WHAT IS BEING ASKED
Write the data out again exactly, with no pictures.

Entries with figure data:
● ● ● ● ●

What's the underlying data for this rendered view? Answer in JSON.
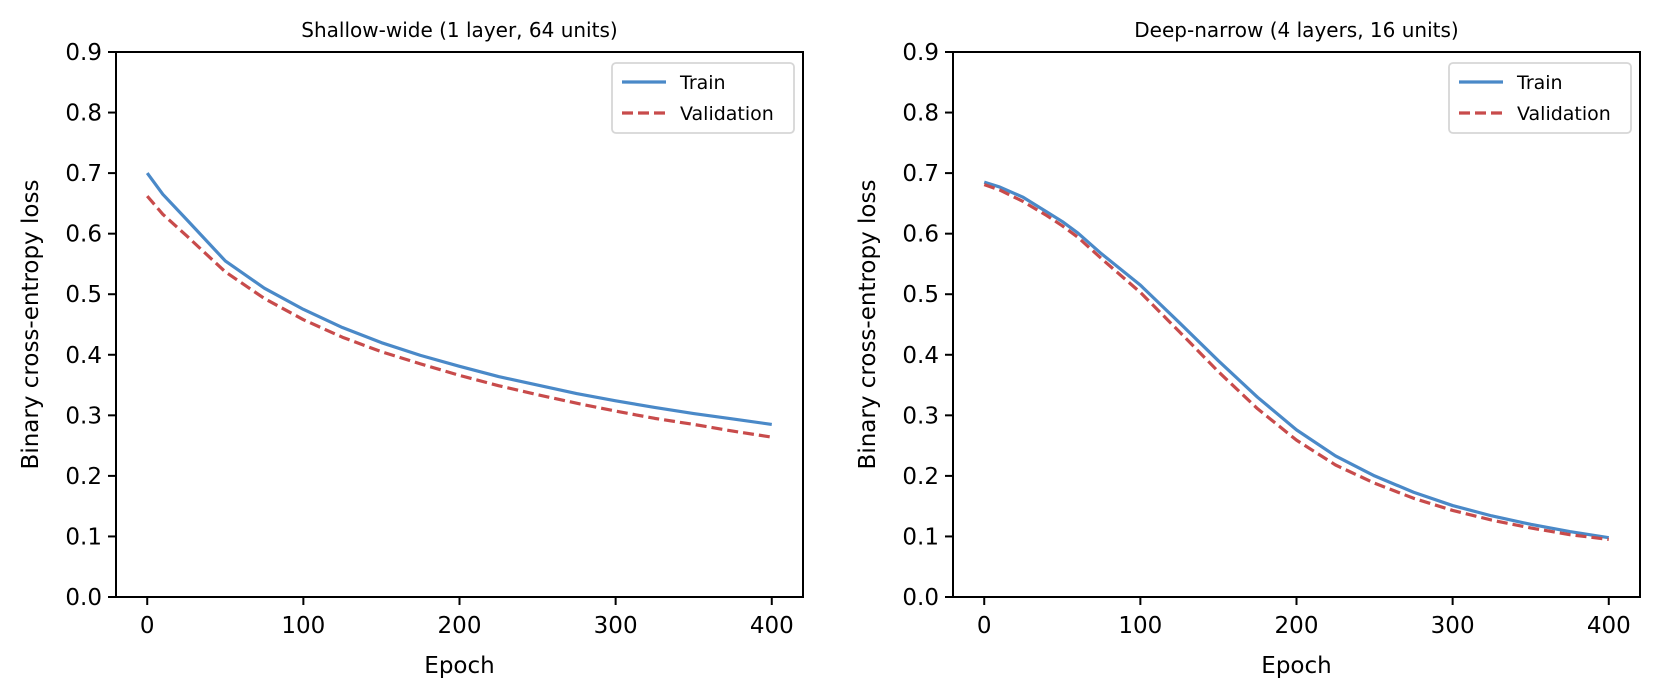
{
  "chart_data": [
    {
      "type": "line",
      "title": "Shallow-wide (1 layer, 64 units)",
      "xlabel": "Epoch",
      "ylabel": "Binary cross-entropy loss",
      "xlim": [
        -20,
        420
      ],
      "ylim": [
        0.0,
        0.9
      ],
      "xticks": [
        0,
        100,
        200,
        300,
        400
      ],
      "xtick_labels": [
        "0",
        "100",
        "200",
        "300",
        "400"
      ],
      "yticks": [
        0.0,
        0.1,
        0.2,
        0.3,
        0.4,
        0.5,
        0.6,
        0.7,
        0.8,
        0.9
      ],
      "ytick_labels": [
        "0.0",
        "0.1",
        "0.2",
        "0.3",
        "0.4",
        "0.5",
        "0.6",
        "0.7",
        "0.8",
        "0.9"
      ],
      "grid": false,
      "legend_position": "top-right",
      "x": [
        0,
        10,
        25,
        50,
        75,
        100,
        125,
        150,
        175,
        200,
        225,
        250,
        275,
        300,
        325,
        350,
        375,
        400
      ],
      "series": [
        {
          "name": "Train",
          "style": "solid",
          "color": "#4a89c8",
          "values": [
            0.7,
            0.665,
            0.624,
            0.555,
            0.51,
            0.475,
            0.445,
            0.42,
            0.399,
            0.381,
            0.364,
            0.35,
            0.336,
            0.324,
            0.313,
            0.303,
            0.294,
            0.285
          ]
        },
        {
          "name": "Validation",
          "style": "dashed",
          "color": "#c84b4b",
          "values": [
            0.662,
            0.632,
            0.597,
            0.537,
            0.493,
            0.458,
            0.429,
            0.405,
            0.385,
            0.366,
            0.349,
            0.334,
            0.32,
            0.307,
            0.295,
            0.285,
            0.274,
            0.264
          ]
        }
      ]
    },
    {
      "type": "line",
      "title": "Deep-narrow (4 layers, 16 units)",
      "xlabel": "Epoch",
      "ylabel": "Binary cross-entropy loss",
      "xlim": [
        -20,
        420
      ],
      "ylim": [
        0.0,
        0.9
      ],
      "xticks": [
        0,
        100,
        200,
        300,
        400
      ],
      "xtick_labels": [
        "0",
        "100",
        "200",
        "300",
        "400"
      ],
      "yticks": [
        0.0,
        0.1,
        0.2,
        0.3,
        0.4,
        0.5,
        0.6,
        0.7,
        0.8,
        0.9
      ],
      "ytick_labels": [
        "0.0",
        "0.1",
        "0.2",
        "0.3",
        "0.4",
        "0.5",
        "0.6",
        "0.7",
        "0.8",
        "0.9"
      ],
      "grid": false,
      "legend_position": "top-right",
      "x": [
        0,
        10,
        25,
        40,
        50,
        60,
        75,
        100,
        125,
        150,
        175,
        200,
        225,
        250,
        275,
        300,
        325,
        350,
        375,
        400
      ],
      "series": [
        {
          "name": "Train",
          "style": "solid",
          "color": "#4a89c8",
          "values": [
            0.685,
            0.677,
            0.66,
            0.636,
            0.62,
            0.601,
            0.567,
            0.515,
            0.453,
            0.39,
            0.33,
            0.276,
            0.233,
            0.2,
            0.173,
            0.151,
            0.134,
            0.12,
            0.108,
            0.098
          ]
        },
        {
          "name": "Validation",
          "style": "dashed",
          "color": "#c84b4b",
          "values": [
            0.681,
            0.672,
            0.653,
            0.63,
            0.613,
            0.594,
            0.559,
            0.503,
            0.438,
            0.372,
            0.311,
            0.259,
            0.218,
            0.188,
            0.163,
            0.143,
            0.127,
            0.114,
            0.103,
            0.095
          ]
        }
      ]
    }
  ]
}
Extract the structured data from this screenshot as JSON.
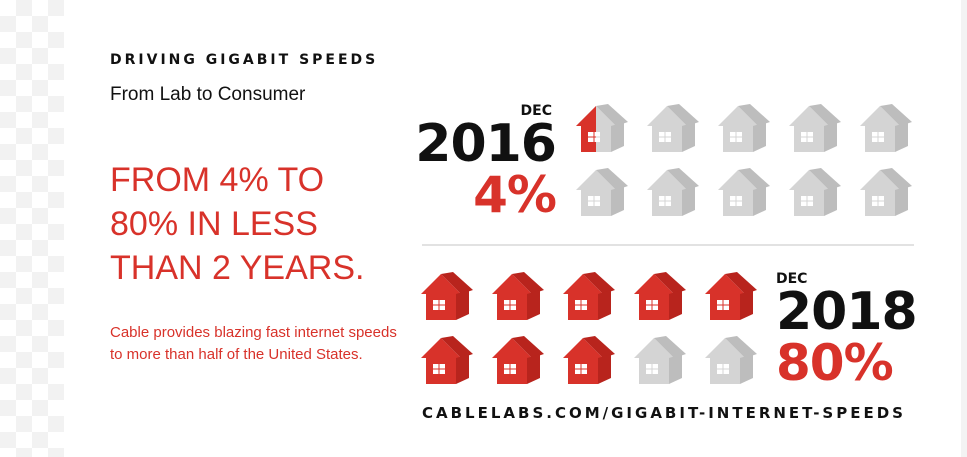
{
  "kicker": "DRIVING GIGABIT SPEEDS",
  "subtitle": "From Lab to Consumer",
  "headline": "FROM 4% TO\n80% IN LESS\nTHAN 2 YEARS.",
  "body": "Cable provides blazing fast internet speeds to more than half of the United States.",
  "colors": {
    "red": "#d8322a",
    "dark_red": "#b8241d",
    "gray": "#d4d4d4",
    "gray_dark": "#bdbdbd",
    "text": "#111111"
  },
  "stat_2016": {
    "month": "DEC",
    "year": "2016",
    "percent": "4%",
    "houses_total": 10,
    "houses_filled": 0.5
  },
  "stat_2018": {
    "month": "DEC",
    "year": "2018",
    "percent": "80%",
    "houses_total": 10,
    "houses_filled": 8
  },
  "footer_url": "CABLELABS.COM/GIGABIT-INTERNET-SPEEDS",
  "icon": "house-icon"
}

● ● ● ● ●

EXPECTED ANSWER
What's the underlying data for this rendered view? Answer in JSON.
{
  "chart_data": [
    {
      "type": "line",
      "title": "Shallow-wide (1 layer, 64 units)",
      "xlabel": "Epoch",
      "ylabel": "Binary cross-entropy loss",
      "xlim": [
        -20,
        420
      ],
      "ylim": [
        0.0,
        0.9
      ],
      "xticks": [
        0,
        100,
        200,
        300,
        400
      ],
      "xtick_labels": [
        "0",
        "100",
        "200",
        "300",
        "400"
      ],
      "yticks": [
        0.0,
        0.1,
        0.2,
        0.3,
        0.4,
        0.5,
        0.6,
        0.7,
        0.8,
        0.9
      ],
      "ytick_labels": [
        "0.0",
        "0.1",
        "0.2",
        "0.3",
        "0.4",
        "0.5",
        "0.6",
        "0.7",
        "0.8",
        "0.9"
      ],
      "grid": false,
      "legend_position": "top-right",
      "x": [
        0,
        10,
        25,
        50,
        75,
        100,
        125,
        150,
        175,
        200,
        225,
        250,
        275,
        300,
        325,
        350,
        375,
        400
      ],
      "series": [
        {
          "name": "Train",
          "style": "solid",
          "color": "#4a89c8",
          "values": [
            0.7,
            0.665,
            0.624,
            0.555,
            0.51,
            0.475,
            0.445,
            0.42,
            0.399,
            0.381,
            0.364,
            0.35,
            0.336,
            0.324,
            0.313,
            0.303,
            0.294,
            0.285
          ]
        },
        {
          "name": "Validation",
          "style": "dashed",
          "color": "#c84b4b",
          "values": [
            0.662,
            0.632,
            0.597,
            0.537,
            0.493,
            0.458,
            0.429,
            0.405,
            0.385,
            0.366,
            0.349,
            0.334,
            0.32,
            0.307,
            0.295,
            0.285,
            0.274,
            0.264
          ]
        }
      ]
    },
    {
      "type": "line",
      "title": "Deep-narrow (4 layers, 16 units)",
      "xlabel": "Epoch",
      "ylabel": "Binary cross-entropy loss",
      "xlim": [
        -20,
        420
      ],
      "ylim": [
        0.0,
        0.9
      ],
      "xticks": [
        0,
        100,
        200,
        300,
        400
      ],
      "xtick_labels": [
        "0",
        "100",
        "200",
        "300",
        "400"
      ],
      "yticks": [
        0.0,
        0.1,
        0.2,
        0.3,
        0.4,
        0.5,
        0.6,
        0.7,
        0.8,
        0.9
      ],
      "ytick_labels": [
        "0.0",
        "0.1",
        "0.2",
        "0.3",
        "0.4",
        "0.5",
        "0.6",
        "0.7",
        "0.8",
        "0.9"
      ],
      "grid": false,
      "legend_position": "top-right",
      "x": [
        0,
        10,
        25,
        40,
        50,
        60,
        75,
        100,
        125,
        150,
        175,
        200,
        225,
        250,
        275,
        300,
        325,
        350,
        375,
        400
      ],
      "series": [
        {
          "name": "Train",
          "style": "solid",
          "color": "#4a89c8",
          "values": [
            0.685,
            0.677,
            0.66,
            0.636,
            0.62,
            0.601,
            0.567,
            0.515,
            0.453,
            0.39,
            0.33,
            0.276,
            0.233,
            0.2,
            0.173,
            0.151,
            0.134,
            0.12,
            0.108,
            0.098
          ]
        },
        {
          "name": "Validation",
          "style": "dashed",
          "color": "#c84b4b",
          "values": [
            0.681,
            0.672,
            0.653,
            0.63,
            0.613,
            0.594,
            0.559,
            0.503,
            0.438,
            0.372,
            0.311,
            0.259,
            0.218,
            0.188,
            0.163,
            0.143,
            0.127,
            0.114,
            0.103,
            0.095
          ]
        }
      ]
    }
  ]
}
Extract the structured data from this screenshot as JSON.
{
  "kicker": "DRIVING GIGABIT SPEEDS",
  "subtitle": "From Lab to Consumer",
  "headline": "FROM 4% TO\n80% IN LESS\nTHAN 2 YEARS.",
  "body": "Cable provides blazing fast internet speeds to more than half of the United States.",
  "colors": {
    "red": "#d8322a",
    "dark_red": "#b8241d",
    "gray": "#d4d4d4",
    "gray_dark": "#bdbdbd",
    "text": "#111111"
  },
  "stat_2016": {
    "month": "DEC",
    "year": "2016",
    "percent": "4%",
    "houses_total": 10,
    "houses_filled": 0.5
  },
  "stat_2018": {
    "month": "DEC",
    "year": "2018",
    "percent": "80%",
    "houses_total": 10,
    "houses_filled": 8
  },
  "footer_url": "CABLELABS.COM/GIGABIT-INTERNET-SPEEDS",
  "icon": "house-icon"
}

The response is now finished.